■ Do this: Each line that holds the word "detached" counts once; give the total for the records below and nothing else.

■ Provided data:
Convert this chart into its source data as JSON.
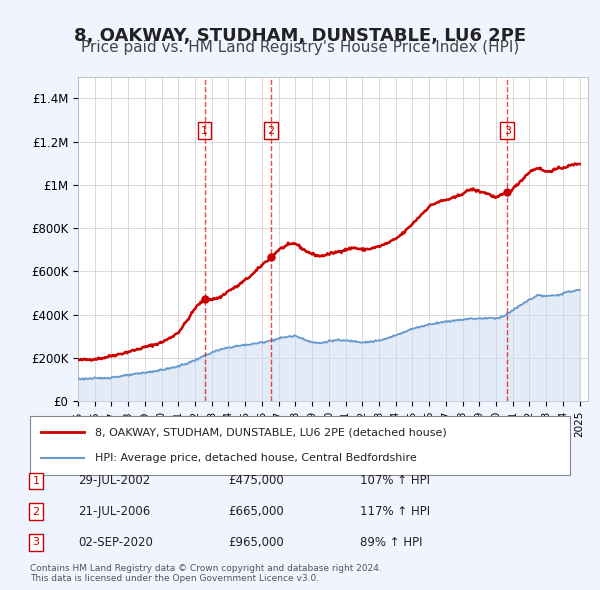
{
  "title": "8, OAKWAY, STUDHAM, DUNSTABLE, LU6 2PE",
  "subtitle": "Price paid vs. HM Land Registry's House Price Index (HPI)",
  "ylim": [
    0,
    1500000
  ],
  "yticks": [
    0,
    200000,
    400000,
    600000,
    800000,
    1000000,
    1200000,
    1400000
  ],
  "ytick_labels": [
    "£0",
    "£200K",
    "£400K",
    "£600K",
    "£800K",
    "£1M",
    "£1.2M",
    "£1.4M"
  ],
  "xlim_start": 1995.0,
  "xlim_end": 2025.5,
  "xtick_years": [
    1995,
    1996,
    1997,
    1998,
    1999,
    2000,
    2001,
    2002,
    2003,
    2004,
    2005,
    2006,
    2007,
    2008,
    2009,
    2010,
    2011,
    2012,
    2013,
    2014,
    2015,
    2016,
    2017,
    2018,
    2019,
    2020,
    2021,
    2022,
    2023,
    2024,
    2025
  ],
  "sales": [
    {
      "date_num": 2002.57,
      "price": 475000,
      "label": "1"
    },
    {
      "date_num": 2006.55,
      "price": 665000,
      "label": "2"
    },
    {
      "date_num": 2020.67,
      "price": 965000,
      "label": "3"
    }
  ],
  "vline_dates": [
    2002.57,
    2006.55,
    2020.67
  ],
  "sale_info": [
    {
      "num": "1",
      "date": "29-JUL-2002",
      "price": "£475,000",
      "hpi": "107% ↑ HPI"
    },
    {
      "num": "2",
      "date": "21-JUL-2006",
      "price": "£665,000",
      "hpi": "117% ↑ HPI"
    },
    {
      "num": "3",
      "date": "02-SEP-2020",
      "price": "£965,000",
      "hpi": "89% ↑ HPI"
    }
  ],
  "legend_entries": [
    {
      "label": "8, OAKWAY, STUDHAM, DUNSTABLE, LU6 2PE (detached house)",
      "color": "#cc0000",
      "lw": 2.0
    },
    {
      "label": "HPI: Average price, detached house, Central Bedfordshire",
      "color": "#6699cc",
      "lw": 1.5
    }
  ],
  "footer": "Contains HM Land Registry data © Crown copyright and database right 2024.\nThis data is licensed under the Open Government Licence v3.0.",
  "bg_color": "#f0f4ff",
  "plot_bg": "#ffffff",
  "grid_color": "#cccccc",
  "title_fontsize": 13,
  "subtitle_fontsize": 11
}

...

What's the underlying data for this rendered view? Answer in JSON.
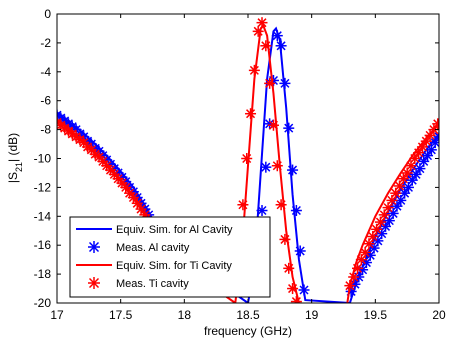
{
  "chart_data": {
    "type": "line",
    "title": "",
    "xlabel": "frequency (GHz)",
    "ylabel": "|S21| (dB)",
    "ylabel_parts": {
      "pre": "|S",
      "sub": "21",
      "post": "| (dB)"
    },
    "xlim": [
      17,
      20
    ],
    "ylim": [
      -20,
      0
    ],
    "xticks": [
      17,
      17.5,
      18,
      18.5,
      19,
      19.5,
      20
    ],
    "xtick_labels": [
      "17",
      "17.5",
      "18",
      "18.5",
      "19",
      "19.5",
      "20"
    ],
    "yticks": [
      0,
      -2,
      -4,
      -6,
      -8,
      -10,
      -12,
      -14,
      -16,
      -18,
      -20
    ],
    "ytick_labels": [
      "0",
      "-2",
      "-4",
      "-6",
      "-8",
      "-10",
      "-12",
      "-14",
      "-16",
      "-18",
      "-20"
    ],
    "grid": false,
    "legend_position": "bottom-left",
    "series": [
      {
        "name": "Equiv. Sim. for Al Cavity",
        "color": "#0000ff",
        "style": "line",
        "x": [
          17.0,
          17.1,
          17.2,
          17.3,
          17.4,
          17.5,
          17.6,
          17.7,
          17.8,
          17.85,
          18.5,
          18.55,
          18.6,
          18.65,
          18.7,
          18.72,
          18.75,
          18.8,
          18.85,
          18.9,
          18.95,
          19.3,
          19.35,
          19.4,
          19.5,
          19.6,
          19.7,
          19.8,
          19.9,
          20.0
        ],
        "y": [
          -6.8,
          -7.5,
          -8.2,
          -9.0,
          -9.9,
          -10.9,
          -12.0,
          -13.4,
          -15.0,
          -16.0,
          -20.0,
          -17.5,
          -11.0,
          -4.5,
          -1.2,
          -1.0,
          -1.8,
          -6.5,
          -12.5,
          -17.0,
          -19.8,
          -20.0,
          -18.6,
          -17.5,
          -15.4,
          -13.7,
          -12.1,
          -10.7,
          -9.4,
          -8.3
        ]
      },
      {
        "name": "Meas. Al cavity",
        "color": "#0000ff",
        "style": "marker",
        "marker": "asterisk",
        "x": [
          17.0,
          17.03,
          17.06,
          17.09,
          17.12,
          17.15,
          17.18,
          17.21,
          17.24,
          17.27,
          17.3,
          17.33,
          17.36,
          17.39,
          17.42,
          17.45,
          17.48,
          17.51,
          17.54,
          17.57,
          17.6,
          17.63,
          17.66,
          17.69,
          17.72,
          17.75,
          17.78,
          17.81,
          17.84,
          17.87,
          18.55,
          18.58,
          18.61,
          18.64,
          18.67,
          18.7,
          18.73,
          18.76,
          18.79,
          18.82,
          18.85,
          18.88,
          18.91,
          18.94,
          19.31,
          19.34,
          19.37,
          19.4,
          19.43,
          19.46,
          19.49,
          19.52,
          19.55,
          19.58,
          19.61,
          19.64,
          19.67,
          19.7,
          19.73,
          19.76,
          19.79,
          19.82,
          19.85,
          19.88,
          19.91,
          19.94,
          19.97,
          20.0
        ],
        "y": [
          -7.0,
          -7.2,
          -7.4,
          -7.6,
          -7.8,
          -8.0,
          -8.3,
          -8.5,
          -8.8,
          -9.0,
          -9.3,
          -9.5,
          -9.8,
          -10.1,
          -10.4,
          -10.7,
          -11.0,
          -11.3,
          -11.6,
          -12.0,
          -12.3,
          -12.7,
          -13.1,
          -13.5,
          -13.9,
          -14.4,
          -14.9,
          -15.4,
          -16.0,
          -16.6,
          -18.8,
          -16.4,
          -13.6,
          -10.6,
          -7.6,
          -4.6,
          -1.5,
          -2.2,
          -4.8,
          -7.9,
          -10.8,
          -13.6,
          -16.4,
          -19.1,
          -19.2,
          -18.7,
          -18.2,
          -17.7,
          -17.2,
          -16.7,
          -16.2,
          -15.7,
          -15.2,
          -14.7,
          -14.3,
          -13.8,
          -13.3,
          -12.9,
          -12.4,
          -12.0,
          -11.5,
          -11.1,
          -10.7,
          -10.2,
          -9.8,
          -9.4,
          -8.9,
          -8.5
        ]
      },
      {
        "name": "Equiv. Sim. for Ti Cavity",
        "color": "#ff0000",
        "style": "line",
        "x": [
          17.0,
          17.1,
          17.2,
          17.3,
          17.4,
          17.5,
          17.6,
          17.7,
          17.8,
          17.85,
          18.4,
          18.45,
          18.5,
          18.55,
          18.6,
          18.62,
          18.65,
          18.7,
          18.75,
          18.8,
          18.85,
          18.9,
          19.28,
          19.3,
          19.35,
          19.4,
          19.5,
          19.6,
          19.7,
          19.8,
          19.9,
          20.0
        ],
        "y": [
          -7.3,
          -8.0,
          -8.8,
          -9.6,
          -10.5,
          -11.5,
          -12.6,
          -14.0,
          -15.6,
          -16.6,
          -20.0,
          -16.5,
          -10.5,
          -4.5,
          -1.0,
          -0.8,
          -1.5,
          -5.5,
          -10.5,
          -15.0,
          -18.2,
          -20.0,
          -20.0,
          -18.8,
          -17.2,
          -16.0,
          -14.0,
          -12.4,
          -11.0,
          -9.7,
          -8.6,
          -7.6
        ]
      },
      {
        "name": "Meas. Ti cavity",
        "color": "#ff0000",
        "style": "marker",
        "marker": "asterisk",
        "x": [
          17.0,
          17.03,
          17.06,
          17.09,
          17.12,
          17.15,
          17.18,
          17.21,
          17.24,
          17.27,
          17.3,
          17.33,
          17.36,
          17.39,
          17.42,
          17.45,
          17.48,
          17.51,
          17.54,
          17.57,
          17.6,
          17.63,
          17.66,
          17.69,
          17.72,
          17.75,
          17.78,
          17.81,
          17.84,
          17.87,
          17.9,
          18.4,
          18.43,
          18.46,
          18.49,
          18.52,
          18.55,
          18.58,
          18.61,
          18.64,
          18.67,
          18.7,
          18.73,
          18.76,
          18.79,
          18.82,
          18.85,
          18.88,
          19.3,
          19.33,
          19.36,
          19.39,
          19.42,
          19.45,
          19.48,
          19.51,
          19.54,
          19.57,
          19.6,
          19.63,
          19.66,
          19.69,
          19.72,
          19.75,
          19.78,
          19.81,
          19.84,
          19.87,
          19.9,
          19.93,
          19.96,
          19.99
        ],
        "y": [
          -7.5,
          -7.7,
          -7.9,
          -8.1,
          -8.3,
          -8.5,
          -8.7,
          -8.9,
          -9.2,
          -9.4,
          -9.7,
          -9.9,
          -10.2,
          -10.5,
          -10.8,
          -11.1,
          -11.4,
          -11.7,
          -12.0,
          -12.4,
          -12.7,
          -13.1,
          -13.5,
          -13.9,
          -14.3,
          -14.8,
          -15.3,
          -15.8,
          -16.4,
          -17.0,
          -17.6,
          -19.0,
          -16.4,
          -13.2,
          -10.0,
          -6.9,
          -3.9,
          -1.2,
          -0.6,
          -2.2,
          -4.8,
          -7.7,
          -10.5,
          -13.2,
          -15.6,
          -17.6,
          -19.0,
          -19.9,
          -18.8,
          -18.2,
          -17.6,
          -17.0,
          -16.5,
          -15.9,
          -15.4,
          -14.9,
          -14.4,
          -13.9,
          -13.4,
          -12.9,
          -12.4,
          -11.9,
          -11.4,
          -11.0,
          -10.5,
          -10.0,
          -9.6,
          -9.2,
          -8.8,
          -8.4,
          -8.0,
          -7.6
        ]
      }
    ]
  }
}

---

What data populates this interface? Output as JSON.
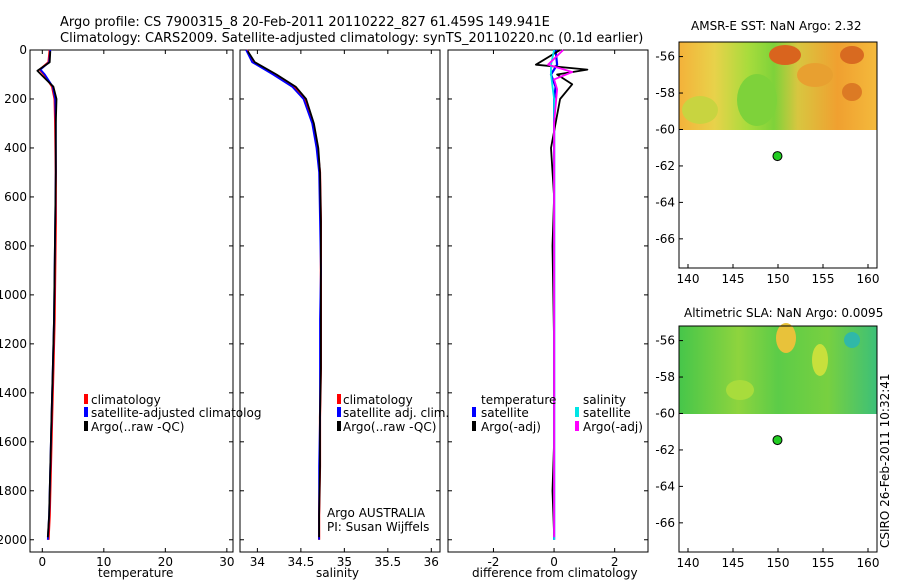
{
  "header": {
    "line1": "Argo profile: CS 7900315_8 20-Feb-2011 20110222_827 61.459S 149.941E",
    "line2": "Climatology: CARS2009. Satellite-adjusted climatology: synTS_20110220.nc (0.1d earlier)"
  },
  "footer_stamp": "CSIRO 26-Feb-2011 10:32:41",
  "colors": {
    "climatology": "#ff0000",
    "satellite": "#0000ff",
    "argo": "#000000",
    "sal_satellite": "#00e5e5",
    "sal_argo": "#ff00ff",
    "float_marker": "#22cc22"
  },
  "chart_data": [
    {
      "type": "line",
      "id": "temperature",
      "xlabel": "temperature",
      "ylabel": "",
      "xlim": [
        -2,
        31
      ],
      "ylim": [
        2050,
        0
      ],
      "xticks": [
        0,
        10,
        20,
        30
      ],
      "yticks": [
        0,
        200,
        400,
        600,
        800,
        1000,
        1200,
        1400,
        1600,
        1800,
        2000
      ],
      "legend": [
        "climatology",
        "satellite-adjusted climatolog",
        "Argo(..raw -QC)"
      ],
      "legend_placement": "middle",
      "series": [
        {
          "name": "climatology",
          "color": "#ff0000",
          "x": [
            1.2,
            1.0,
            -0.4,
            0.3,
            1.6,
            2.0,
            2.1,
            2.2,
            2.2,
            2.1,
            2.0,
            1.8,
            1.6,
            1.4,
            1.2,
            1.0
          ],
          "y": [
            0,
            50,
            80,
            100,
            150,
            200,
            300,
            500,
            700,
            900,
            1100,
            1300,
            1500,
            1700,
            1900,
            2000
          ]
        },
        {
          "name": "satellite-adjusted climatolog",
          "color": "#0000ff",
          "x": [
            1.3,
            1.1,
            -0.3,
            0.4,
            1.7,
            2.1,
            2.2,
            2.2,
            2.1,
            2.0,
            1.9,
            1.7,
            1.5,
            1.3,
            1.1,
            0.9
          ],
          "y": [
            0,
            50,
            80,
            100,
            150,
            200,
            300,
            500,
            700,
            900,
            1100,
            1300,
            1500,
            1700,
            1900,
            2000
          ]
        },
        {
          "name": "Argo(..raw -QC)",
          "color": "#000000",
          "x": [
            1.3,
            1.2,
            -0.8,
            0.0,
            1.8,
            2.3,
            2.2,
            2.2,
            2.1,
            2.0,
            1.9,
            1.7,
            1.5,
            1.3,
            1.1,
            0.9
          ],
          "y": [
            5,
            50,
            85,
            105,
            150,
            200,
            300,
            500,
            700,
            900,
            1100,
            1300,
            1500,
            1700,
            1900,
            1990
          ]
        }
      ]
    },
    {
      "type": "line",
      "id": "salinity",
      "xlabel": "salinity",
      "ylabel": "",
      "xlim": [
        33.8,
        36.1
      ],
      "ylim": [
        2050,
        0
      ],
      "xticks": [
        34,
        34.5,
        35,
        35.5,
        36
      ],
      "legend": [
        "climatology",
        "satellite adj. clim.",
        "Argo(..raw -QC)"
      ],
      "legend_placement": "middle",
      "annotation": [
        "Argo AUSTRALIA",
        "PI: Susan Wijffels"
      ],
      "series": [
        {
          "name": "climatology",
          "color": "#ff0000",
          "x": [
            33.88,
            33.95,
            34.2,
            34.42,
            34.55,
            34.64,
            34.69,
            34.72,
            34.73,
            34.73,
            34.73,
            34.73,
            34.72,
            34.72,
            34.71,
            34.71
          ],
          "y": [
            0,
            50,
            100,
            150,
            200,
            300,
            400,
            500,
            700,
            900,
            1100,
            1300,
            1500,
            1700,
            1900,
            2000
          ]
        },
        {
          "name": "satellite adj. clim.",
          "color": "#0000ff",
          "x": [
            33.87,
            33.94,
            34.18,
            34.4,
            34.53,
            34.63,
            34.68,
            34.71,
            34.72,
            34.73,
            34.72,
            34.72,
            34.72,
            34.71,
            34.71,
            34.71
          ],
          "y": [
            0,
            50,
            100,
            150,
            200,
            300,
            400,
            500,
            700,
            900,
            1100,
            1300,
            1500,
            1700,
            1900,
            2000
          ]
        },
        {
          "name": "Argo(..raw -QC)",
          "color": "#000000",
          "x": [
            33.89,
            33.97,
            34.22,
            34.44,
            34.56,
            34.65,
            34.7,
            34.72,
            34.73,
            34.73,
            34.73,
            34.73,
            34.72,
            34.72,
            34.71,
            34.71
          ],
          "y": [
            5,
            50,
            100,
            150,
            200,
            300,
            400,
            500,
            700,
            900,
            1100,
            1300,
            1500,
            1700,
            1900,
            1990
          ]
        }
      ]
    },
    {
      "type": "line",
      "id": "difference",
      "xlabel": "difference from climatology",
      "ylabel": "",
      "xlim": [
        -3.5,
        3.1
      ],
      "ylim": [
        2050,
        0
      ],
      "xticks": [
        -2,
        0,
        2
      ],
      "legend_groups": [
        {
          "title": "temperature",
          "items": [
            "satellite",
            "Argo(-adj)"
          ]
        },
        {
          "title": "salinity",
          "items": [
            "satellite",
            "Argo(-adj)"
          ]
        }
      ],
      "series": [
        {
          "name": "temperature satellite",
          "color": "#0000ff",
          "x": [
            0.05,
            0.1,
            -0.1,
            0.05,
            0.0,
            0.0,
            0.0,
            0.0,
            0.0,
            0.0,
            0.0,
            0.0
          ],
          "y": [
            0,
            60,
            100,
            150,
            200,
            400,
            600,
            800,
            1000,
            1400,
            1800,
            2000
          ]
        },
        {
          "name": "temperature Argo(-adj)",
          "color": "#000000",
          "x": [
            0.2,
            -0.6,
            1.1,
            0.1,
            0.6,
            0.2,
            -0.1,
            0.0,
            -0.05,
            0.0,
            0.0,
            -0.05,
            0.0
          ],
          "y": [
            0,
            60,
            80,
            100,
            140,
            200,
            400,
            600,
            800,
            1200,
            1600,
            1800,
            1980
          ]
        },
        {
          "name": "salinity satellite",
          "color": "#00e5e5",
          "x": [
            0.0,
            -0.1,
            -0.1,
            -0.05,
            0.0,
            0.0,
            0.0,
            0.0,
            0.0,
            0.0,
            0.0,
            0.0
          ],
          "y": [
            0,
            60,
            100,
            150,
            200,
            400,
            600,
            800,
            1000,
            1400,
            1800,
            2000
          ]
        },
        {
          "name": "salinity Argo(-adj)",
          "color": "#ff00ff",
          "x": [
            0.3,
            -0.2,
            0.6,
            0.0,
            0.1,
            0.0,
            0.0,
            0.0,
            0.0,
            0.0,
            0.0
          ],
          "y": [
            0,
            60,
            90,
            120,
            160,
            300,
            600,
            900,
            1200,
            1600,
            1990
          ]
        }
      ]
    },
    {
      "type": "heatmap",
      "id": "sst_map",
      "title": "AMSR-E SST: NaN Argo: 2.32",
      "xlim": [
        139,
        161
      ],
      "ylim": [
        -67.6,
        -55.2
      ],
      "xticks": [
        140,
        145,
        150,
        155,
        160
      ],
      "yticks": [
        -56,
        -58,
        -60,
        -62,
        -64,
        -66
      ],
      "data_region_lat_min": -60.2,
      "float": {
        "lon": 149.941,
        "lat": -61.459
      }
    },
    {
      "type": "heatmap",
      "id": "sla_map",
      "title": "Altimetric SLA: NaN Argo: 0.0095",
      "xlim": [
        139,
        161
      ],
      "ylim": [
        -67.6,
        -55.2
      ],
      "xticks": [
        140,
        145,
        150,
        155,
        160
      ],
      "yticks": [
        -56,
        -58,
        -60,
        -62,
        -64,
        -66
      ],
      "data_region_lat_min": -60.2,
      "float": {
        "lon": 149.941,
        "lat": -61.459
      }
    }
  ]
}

■ Written solution: 2